Only the number is wanted: how many lines of these entries contain the word "HASH"?

[START OF Listing]

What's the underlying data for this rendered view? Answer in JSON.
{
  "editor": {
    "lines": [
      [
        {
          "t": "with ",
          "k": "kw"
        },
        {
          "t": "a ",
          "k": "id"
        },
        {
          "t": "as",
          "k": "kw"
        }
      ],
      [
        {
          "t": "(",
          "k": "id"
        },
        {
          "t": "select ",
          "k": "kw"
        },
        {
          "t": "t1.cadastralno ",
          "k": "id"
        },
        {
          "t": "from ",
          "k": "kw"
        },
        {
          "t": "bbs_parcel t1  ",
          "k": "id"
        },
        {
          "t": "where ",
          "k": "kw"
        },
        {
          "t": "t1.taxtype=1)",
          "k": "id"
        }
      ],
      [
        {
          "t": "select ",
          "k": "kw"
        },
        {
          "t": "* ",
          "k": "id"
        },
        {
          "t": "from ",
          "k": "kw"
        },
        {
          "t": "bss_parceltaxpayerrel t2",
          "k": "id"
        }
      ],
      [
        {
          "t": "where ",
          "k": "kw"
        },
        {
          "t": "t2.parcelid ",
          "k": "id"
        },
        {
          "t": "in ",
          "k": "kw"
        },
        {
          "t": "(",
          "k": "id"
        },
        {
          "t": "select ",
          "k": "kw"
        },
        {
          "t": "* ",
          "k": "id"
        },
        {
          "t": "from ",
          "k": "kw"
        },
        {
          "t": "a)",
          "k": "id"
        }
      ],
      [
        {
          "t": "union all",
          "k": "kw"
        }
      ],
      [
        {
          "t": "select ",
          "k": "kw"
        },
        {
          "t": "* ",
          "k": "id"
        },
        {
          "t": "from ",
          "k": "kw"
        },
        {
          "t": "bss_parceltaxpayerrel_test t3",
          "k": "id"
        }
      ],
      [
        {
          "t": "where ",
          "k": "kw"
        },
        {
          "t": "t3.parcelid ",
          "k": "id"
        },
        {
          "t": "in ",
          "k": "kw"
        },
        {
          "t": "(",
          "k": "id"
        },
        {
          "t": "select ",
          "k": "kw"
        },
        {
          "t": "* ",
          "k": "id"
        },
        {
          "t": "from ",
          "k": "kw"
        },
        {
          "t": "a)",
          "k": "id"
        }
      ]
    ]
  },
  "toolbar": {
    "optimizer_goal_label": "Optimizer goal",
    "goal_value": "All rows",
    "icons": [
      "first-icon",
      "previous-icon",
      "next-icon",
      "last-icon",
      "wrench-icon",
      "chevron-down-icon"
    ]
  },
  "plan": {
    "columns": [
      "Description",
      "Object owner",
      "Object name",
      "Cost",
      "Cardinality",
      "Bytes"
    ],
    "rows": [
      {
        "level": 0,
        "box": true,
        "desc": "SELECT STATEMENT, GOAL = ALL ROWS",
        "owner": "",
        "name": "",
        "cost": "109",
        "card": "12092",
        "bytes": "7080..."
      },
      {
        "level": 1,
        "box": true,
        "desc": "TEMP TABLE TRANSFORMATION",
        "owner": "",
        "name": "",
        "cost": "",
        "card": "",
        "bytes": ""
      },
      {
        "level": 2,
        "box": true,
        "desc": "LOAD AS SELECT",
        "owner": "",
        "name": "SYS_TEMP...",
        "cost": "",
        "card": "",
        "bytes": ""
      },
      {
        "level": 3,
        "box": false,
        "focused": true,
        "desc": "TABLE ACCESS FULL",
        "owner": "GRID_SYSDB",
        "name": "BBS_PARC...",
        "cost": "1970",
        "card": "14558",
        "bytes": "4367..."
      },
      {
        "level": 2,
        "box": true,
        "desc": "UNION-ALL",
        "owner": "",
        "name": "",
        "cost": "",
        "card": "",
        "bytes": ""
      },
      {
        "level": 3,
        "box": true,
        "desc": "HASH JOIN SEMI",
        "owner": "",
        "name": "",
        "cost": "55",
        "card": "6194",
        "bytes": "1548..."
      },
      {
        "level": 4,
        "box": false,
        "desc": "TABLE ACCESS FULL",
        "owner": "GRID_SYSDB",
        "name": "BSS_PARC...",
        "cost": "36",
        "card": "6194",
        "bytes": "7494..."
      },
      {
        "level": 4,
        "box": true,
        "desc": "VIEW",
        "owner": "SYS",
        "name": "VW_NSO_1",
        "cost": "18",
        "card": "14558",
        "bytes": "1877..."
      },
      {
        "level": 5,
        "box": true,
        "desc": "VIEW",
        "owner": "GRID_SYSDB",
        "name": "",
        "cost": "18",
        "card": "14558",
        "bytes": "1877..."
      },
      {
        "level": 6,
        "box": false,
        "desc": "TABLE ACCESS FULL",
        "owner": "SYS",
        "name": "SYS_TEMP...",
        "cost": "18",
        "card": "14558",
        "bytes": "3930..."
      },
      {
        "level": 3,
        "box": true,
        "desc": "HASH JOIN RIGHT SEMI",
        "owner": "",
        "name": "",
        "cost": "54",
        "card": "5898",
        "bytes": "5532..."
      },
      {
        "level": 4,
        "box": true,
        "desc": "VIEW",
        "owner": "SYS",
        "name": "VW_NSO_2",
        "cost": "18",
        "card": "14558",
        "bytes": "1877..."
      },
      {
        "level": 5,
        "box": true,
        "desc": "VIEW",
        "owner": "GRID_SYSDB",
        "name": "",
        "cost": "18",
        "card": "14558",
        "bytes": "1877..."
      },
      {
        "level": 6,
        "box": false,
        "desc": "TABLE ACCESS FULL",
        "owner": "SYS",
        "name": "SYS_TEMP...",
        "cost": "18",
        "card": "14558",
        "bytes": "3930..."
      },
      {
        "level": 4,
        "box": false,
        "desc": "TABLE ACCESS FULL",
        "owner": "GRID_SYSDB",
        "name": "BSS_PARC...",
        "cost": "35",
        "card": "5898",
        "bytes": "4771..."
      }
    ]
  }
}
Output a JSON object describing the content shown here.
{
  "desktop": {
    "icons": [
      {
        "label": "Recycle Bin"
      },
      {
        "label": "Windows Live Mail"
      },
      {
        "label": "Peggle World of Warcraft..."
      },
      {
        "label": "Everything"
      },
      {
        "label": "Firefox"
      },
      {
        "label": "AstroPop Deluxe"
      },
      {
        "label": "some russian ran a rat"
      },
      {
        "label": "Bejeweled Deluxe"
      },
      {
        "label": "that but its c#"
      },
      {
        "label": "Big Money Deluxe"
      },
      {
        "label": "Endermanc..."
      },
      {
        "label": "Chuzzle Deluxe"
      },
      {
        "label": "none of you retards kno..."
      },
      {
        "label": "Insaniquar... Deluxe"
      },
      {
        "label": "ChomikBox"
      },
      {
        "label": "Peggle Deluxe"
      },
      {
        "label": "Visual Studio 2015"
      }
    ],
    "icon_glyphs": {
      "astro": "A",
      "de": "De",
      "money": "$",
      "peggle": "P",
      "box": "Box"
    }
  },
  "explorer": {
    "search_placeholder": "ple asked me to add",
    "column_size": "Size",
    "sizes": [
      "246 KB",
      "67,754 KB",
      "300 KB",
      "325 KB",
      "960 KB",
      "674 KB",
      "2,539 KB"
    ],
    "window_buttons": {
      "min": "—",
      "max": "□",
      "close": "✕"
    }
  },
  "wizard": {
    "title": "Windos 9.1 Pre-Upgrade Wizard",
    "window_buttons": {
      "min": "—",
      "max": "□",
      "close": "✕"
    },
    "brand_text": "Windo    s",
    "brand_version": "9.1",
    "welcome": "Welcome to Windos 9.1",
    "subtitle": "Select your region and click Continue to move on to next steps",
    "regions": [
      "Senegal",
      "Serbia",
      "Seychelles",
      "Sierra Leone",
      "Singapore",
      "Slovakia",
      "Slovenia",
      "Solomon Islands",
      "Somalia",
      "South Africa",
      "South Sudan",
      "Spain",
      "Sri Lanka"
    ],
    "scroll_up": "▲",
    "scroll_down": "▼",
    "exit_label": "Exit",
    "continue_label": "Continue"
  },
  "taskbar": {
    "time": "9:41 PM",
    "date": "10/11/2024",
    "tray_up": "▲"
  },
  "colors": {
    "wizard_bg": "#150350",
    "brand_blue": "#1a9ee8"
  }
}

[END OF Listing]

**Output of the task**.
2